-- Begin Given data --

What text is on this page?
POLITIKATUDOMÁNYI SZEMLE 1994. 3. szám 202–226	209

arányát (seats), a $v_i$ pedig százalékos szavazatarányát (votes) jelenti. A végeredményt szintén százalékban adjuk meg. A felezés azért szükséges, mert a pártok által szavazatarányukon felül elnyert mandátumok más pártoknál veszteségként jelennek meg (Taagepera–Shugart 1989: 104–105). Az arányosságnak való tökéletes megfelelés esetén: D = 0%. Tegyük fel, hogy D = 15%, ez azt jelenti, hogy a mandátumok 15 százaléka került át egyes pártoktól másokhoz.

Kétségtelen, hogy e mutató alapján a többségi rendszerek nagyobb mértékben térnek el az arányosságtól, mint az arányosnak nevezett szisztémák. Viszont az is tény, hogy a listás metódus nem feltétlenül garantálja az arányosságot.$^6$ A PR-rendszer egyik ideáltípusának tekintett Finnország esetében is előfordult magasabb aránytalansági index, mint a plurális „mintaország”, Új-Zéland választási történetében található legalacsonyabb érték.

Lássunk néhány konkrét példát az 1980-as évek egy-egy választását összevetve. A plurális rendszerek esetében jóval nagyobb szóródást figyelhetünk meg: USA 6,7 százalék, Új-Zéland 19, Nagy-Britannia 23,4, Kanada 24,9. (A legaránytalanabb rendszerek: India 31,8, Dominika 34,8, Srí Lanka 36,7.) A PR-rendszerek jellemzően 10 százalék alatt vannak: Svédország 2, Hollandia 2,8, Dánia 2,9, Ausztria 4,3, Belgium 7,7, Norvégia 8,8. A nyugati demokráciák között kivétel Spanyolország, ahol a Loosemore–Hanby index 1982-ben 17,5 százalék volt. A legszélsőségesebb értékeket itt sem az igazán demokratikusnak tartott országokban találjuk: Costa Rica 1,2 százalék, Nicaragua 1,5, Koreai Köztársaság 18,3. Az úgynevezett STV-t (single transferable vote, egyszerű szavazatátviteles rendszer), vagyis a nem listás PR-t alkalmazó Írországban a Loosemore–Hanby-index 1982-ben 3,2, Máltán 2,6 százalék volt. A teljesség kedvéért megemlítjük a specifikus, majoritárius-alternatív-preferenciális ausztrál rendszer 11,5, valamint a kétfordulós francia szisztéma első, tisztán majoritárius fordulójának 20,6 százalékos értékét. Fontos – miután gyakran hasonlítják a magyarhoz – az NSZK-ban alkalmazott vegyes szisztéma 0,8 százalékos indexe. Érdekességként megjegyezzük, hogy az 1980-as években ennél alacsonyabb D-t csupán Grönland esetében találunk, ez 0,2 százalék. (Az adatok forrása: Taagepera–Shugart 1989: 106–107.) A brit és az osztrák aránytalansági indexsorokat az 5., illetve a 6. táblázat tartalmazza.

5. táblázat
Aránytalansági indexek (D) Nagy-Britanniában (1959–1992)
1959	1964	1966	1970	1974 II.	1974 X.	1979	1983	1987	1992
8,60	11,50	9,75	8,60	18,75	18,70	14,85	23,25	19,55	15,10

-- End Given data --

[Task brief] Retype the records above exactly.

[Correct response]
What text is on this page?
POLITIKATUDOMÁNYI SZEMLE 1994. 3. szám 202–226	209

arányát (seats), a $v_i$ pedig százalékos szavazatarányát (votes) jelenti. A végeredményt szintén százalékban adjuk meg. A felezés azért szükséges, mert a pártok által szavazatarányukon felül elnyert mandátumok más pártoknál veszteségként jelennek meg (Taagepera–Shugart 1989: 104–105). Az arányosságnak való tökéletes megfelelés esetén: D = 0%. Tegyük fel, hogy D = 15%, ez azt jelenti, hogy a mandátumok 15 százaléka került át egyes pártoktól másokhoz.

Kétségtelen, hogy e mutató alapján a többségi rendszerek nagyobb mértékben térnek el az arányosságtól, mint az arányosnak nevezett szisztémák. Viszont az is tény, hogy a listás metódus nem feltétlenül garantálja az arányosságot.$^6$ A PR-rendszer egyik ideáltípusának tekintett Finnország esetében is előfordult magasabb aránytalansági index, mint a plurális „mintaország”, Új-Zéland választási történetében található legalacsonyabb érték.

Lássunk néhány konkrét példát az 1980-as évek egy-egy választását összevetve. A plurális rendszerek esetében jóval nagyobb szóródást figyelhetünk meg: USA 6,7 százalék, Új-Zéland 19, Nagy-Britannia 23,4, Kanada 24,9. (A legaránytalanabb rendszerek: India 31,8, Dominika 34,8, Srí Lanka 36,7.) A PR-rendszerek jellemzően 10 százalék alatt vannak: Svédország 2, Hollandia 2,8, Dánia 2,9, Ausztria 4,3, Belgium 7,7, Norvégia 8,8. A nyugati demokráciák között kivétel Spanyolország, ahol a Loosemore–Hanby index 1982-ben 17,5 százalék volt. A legszélsőségesebb értékeket itt sem az igazán demokratikusnak tartott országokban találjuk: Costa Rica 1,2 százalék, Nicaragua 1,5, Koreai Köztársaság 18,3. Az úgynevezett STV-t (single transferable vote, egyszerű szavazatátviteles rendszer), vagyis a nem listás PR-t alkalmazó Írországban a Loosemore–Hanby-index 1982-ben 3,2, Máltán 2,6 százalék volt. A teljesség kedvéért megemlítjük a specifikus, majoritárius-alternatív-preferenciális ausztrál rendszer 11,5, valamint a kétfordulós francia szisztéma első, tisztán majoritárius fordulójának 20,6 százalékos értékét. Fontos – miután gyakran hasonlítják a magyarhoz – az NSZK-ban alkalmazott vegyes szisztéma 0,8 százalékos indexe. Érdekességként megjegyezzük, hogy az 1980-as években ennél alacsonyabb D-t csupán Grönland esetében találunk, ez 0,2 százalék. (Az adatok forrása: Taagepera–Shugart 1989: 106–107.) A brit és az osztrák aránytalansági indexsorokat az 5., illetve a 6. táblázat tartalmazza.

5. táblázat
Aránytalansági indexek (D) Nagy-Britanniában (1959–1992)
1959	1964	1966	1970	1974 II.	1974 X.	1979	1983	1987	1992
8,60	11,50	9,75	8,60	18,75	18,70	14,85	23,25	19,55	15,10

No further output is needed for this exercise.